- [EXERCISE GOAL]:
Below are some records. Say how many of their lines contain the string "this", and give nothing but the number.

###

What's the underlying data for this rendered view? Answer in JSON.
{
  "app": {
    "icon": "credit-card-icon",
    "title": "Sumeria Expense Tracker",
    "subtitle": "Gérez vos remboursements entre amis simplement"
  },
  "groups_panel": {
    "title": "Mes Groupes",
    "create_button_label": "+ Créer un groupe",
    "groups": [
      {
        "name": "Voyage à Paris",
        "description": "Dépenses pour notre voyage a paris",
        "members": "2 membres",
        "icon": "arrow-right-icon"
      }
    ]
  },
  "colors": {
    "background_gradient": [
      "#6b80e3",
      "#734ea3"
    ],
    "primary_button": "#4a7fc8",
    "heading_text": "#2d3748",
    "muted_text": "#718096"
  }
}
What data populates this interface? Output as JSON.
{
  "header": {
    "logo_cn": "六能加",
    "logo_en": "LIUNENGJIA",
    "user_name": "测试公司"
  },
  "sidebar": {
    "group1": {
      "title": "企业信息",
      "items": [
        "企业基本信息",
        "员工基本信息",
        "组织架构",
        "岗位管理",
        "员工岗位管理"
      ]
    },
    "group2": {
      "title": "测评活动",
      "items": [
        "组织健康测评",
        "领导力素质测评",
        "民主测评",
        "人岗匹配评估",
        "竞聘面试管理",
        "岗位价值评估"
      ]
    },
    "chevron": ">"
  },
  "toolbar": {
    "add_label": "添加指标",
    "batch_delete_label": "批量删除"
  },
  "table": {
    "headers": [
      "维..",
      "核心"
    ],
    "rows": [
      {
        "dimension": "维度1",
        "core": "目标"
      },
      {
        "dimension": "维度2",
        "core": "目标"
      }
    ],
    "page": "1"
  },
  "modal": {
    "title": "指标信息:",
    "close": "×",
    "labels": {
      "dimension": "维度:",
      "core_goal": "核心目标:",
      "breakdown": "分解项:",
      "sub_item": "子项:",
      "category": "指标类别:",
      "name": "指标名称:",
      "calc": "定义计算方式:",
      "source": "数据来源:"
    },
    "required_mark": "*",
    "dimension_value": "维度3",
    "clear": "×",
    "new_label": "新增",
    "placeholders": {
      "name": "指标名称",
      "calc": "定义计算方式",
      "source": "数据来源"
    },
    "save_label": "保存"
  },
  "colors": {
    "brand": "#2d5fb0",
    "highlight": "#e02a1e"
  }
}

###

- [COMPLETE OUTPUT]:
2